### PROBLEM TO WORK ON
Scan the entries below. List each line with "Bhola".

### DATASET RECORDS
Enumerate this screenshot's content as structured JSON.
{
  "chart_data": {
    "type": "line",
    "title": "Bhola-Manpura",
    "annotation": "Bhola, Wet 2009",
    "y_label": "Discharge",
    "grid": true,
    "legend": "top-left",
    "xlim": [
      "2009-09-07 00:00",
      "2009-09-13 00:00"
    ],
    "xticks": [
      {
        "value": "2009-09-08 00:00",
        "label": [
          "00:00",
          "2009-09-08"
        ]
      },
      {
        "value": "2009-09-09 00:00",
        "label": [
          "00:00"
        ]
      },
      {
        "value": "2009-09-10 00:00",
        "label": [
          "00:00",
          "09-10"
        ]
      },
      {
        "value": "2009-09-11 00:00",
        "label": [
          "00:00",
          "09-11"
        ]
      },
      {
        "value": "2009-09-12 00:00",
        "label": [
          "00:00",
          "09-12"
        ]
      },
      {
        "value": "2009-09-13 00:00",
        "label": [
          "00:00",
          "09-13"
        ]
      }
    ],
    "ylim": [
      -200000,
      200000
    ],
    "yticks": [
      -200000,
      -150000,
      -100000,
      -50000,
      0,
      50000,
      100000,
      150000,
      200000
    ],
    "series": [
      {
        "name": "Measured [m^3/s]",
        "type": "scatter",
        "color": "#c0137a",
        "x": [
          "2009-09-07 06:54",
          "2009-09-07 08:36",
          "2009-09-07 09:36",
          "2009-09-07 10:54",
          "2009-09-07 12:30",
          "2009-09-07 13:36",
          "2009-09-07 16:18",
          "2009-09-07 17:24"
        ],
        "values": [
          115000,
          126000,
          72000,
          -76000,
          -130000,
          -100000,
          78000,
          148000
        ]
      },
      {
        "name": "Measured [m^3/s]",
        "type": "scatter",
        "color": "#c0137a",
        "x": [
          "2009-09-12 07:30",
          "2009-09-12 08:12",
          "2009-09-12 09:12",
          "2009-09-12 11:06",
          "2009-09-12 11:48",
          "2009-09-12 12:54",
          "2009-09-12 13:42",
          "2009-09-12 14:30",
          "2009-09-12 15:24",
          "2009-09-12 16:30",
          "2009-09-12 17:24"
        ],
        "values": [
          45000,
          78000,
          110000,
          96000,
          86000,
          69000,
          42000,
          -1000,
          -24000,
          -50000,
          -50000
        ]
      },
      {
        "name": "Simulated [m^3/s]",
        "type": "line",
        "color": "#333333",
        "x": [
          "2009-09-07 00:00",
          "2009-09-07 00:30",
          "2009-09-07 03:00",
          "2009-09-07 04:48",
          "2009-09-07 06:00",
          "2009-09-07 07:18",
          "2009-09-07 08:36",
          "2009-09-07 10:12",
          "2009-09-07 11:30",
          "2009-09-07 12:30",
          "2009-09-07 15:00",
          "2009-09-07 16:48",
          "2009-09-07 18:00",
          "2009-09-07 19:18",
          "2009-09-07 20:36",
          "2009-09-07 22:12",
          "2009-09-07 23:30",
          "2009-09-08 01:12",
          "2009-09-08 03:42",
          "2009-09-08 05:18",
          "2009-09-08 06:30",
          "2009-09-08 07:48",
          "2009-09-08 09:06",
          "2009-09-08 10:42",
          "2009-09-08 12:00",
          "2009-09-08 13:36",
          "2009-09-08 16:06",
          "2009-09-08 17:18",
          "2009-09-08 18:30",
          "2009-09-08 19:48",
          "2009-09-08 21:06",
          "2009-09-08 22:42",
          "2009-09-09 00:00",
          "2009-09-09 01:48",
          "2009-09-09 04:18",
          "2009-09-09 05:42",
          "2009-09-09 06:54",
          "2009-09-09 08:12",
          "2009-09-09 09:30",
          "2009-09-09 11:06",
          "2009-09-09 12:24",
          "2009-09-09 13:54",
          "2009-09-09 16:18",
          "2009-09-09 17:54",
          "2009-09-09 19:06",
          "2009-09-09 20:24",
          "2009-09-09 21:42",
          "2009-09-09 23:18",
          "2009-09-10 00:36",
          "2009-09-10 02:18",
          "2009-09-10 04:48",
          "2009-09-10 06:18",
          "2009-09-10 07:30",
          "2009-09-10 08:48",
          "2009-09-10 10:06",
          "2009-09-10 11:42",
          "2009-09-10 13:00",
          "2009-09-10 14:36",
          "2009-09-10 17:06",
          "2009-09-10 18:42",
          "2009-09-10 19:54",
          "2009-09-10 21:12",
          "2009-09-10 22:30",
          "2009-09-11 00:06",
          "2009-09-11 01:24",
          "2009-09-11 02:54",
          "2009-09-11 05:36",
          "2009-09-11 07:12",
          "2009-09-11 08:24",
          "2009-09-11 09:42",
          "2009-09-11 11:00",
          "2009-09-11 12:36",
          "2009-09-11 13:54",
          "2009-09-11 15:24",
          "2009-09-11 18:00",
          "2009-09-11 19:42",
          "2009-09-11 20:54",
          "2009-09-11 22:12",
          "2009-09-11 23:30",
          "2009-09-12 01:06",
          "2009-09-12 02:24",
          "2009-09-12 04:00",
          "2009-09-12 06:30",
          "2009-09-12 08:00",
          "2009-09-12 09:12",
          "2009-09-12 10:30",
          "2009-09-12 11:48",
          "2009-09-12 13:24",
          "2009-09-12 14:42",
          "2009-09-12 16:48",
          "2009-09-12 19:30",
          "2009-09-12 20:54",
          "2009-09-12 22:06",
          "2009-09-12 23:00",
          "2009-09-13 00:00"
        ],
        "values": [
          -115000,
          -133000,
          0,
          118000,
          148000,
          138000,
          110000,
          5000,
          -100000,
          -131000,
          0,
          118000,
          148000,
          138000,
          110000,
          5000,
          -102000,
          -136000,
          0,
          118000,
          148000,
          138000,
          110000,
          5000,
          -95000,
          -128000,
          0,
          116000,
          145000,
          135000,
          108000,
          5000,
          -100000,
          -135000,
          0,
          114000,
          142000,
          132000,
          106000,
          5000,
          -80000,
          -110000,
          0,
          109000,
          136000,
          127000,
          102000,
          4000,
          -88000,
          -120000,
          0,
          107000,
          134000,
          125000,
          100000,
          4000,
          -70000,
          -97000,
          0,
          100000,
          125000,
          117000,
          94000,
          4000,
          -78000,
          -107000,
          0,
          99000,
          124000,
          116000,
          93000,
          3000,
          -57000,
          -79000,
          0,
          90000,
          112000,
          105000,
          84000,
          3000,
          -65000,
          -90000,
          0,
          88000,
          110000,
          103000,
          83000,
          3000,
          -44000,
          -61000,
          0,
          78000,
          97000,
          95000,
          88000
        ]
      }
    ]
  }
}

### TASK ANSWER
    "title": "Bhola-Manpura",
    "annotation": "Bhola, Wet 2009",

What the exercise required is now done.